DATASET ROWS:
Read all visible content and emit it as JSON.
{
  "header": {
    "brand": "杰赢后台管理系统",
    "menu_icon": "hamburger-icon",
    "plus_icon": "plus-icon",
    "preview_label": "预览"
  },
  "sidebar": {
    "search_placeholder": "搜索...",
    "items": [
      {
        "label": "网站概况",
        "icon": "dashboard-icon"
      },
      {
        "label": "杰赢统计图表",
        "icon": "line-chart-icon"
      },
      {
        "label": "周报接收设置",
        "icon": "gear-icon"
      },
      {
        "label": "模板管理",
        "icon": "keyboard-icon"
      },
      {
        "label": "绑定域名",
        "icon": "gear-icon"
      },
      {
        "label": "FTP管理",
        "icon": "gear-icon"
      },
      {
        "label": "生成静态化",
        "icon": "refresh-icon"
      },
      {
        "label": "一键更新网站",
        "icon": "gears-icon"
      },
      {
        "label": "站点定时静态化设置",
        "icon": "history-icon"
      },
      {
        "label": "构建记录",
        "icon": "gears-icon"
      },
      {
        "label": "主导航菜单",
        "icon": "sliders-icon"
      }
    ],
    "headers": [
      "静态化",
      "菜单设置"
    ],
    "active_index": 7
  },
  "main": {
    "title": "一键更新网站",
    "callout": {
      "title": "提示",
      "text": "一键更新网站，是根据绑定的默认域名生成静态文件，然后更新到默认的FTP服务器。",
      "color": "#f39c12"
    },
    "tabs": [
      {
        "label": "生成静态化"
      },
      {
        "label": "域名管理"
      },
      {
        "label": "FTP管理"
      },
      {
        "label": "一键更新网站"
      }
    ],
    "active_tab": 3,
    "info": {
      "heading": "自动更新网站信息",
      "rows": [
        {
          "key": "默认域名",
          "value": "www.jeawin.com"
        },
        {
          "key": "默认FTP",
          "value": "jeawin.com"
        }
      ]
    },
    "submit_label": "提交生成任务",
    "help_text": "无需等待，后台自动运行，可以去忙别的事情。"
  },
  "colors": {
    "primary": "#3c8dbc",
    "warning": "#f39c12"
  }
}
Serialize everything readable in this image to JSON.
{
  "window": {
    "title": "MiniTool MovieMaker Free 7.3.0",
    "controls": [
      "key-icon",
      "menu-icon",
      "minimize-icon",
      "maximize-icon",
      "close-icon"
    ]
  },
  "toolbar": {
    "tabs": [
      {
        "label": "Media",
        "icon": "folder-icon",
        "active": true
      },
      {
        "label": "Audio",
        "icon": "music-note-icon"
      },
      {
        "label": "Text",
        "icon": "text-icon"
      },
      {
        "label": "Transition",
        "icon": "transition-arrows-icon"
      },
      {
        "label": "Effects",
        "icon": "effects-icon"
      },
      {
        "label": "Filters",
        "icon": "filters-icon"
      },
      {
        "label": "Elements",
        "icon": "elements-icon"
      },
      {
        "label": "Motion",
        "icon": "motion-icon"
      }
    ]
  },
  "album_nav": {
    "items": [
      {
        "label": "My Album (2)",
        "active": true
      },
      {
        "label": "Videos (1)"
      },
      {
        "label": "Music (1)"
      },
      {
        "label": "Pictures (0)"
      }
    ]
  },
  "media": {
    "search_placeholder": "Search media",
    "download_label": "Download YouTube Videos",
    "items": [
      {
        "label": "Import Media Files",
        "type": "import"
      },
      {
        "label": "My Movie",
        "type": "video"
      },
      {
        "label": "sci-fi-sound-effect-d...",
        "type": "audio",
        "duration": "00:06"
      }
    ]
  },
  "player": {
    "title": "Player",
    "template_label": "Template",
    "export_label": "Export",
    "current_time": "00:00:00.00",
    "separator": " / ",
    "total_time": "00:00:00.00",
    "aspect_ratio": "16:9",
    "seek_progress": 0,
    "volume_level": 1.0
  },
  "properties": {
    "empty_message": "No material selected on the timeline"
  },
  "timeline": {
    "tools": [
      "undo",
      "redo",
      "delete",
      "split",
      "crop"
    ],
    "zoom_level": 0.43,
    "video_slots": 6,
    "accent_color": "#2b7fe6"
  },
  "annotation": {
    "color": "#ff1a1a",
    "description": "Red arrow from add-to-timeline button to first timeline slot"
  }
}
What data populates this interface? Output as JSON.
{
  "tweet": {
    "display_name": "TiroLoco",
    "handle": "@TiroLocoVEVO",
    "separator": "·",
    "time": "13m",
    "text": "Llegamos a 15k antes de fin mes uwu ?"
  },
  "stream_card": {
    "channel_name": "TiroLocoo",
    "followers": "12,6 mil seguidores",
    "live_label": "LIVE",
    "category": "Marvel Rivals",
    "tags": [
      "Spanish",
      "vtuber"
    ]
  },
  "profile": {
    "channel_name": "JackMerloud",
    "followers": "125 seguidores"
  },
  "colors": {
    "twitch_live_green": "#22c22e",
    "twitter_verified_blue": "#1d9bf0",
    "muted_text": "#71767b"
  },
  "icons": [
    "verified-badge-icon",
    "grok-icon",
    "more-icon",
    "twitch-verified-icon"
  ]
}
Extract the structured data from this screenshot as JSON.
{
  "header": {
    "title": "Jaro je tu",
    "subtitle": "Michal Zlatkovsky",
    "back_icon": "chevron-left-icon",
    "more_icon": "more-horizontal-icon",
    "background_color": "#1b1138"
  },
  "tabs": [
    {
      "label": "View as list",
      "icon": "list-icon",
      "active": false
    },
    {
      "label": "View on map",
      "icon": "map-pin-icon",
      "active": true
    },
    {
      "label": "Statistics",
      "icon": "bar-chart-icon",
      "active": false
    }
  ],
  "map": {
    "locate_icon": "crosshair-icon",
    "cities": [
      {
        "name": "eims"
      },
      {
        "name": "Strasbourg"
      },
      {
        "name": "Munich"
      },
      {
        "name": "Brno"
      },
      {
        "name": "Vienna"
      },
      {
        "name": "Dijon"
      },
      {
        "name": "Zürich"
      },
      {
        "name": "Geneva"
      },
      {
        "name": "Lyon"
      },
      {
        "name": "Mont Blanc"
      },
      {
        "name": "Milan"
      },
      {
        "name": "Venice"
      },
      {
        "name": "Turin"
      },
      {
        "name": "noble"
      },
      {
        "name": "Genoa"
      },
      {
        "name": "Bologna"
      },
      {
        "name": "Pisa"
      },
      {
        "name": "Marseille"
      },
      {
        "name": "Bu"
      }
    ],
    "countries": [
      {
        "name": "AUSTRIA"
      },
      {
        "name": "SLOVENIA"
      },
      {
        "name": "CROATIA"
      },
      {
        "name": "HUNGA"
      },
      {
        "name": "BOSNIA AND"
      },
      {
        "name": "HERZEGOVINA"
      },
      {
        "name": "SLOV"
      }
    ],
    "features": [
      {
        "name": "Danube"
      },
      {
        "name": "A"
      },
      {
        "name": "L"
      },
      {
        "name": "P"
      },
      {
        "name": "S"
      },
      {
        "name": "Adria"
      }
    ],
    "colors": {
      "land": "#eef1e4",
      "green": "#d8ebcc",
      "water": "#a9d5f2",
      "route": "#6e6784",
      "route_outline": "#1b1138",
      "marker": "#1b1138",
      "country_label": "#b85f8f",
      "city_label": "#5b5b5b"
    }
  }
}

THE PROBLEM:
Without omitting anything, output the entries exactly.

WRITTEN RESPONSE:
Read all visible content and emit it as JSON.
{
  "header": {
    "brand": "杰赢后台管理系统",
    "menu_icon": "hamburger-icon",
    "plus_icon": "plus-icon",
    "preview_label": "预览"
  },
  "sidebar": {
    "search_placeholder": "搜索...",
    "items": [
      {
        "label": "网站概况",
        "icon": "dashboard-icon"
      },
      {
        "label": "杰赢统计图表",
        "icon": "line-chart-icon"
      },
      {
        "label": "周报接收设置",
        "icon": "gear-icon"
      },
      {
        "label": "模板管理",
        "icon": "keyboard-icon"
      },
      {
        "label": "绑定域名",
        "icon": "gear-icon"
      },
      {
        "label": "FTP管理",
        "icon": "gear-icon"
      },
      {
        "label": "生成静态化",
        "icon": "refresh-icon"
      },
      {
        "label": "一键更新网站",
        "icon": "gears-icon"
      },
      {
        "label": "站点定时静态化设置",
        "icon": "history-icon"
      },
      {
        "label": "构建记录",
        "icon": "gears-icon"
      },
      {
        "label": "主导航菜单",
        "icon": "sliders-icon"
      }
    ],
    "headers": [
      "静态化",
      "菜单设置"
    ],
    "active_index": 7
  },
  "main": {
    "title": "一键更新网站",
    "callout": {
      "title": "提示",
      "text": "一键更新网站，是根据绑定的默认域名生成静态文件，然后更新到默认的FTP服务器。",
      "color": "#f39c12"
    },
    "tabs": [
      {
        "label": "生成静态化"
      },
      {
        "label": "域名管理"
      },
      {
        "label": "FTP管理"
      },
      {
        "label": "一键更新网站"
      }
    ],
    "active_tab": 3,
    "info": {
      "heading": "自动更新网站信息",
      "rows": [
        {
          "key": "默认域名",
          "value": "www.jeawin.com"
        },
        {
          "key": "默认FTP",
          "value": "jeawin.com"
        }
      ]
    },
    "submit_label": "提交生成任务",
    "help_text": "无需等待，后台自动运行，可以去忙别的事情。"
  },
  "colors": {
    "primary": "#3c8dbc",
    "warning": "#f39c12"
  }
}
Serialize everything readable in this image to JSON.
{
  "window": {
    "title": "MiniTool MovieMaker Free 7.3.0",
    "controls": [
      "key-icon",
      "menu-icon",
      "minimize-icon",
      "maximize-icon",
      "close-icon"
    ]
  },
  "toolbar": {
    "tabs": [
      {
        "label": "Media",
        "icon": "folder-icon",
        "active": true
      },
      {
        "label": "Audio",
        "icon": "music-note-icon"
      },
      {
        "label": "Text",
        "icon": "text-icon"
      },
      {
        "label": "Transition",
        "icon": "transition-arrows-icon"
      },
      {
        "label": "Effects",
        "icon": "effects-icon"
      },
      {
        "label": "Filters",
        "icon": "filters-icon"
      },
      {
        "label": "Elements",
        "icon": "elements-icon"
      },
      {
        "label": "Motion",
        "icon": "motion-icon"
      }
    ]
  },
  "album_nav": {
    "items": [
      {
        "label": "My Album (2)",
        "active": true
      },
      {
        "label": "Videos (1)"
      },
      {
        "label": "Music (1)"
      },
      {
        "label": "Pictures (0)"
      }
    ]
  },
  "media": {
    "search_placeholder": "Search media",
    "download_label": "Download YouTube Videos",
    "items": [
      {
        "label": "Import Media Files",
        "type": "import"
      },
      {
        "label": "My Movie",
        "type": "video"
      },
      {
        "label": "sci-fi-sound-effect-d...",
        "type": "audio",
        "duration": "00:06"
      }
    ]
  },
  "player": {
    "title": "Player",
    "template_label": "Template",
    "export_label": "Export",
    "current_time": "00:00:00.00",
    "separator": " / ",
    "total_time": "00:00:00.00",
    "aspect_ratio": "16:9",
    "seek_progress": 0,
    "volume_level": 1.0
  },
  "properties": {
    "empty_message": "No material selected on the timeline"
  },
  "timeline": {
    "tools": [
      "undo",
      "redo",
      "delete",
      "split",
      "crop"
    ],
    "zoom_level": 0.43,
    "video_slots": 6,
    "accent_color": "#2b7fe6"
  },
  "annotation": {
    "color": "#ff1a1a",
    "description": "Red arrow from add-to-timeline button to first timeline slot"
  }
}
What data populates this interface? Output as JSON.
{
  "tweet": {
    "display_name": "TiroLoco",
    "handle": "@TiroLocoVEVO",
    "separator": "·",
    "time": "13m",
    "text": "Llegamos a 15k antes de fin mes uwu ?"
  },
  "stream_card": {
    "channel_name": "TiroLocoo",
    "followers": "12,6 mil seguidores",
    "live_label": "LIVE",
    "category": "Marvel Rivals",
    "tags": [
      "Spanish",
      "vtuber"
    ]
  },
  "profile": {
    "channel_name": "JackMerloud",
    "followers": "125 seguidores"
  },
  "colors": {
    "twitch_live_green": "#22c22e",
    "twitter_verified_blue": "#1d9bf0",
    "muted_text": "#71767b"
  },
  "icons": [
    "verified-badge-icon",
    "grok-icon",
    "more-icon",
    "twitch-verified-icon"
  ]
}
Extract the structured data from this screenshot as JSON.
{
  "header": {
    "title": "Jaro je tu",
    "subtitle": "Michal Zlatkovsky",
    "back_icon": "chevron-left-icon",
    "more_icon": "more-horizontal-icon",
    "background_color": "#1b1138"
  },
  "tabs": [
    {
      "label": "View as list",
      "icon": "list-icon",
      "active": false
    },
    {
      "label": "View on map",
      "icon": "map-pin-icon",
      "active": true
    },
    {
      "label": "Statistics",
      "icon": "bar-chart-icon",
      "active": false
    }
  ],
  "map": {
    "locate_icon": "crosshair-icon",
    "cities": [
      {
        "name": "eims"
      },
      {
        "name": "Strasbourg"
      },
      {
        "name": "Munich"
      },
      {
        "name": "Brno"
      },
      {
        "name": "Vienna"
      },
      {
        "name": "Dijon"
      },
      {
        "name": "Zürich"
      },
      {
        "name": "Geneva"
      },
      {
        "name": "Lyon"
      },
      {
        "name": "Mont Blanc"
      },
      {
        "name": "Milan"
      },
      {
        "name": "Venice"
      },
      {
        "name": "Turin"
      },
      {
        "name": "noble"
      },
      {
        "name": "Genoa"
      },
      {
        "name": "Bologna"
      },
      {
        "name": "Pisa"
      },
      {
        "name": "Marseille"
      },
      {
        "name": "Bu"
      }
    ],
    "countries": [
      {
        "name": "AUSTRIA"
      },
      {
        "name": "SLOVENIA"
      },
      {
        "name": "CROATIA"
      },
      {
        "name": "HUNGA"
      },
      {
        "name": "BOSNIA AND"
      },
      {
        "name": "HERZEGOVINA"
      },
      {
        "name": "SLOV"
      }
    ],
    "features": [
      {
        "name": "Danube"
      },
      {
        "name": "A"
      },
      {
        "name": "L"
      },
      {
        "name": "P"
      },
      {
        "name": "S"
      },
      {
        "name": "Adria"
      }
    ],
    "colors": {
      "land": "#eef1e4",
      "green": "#d8ebcc",
      "water": "#a9d5f2",
      "route": "#6e6784",
      "route_outline": "#1b1138",
      "marker": "#1b1138",
      "country_label": "#b85f8f",
      "city_label": "#5b5b5b"
    }
  }
}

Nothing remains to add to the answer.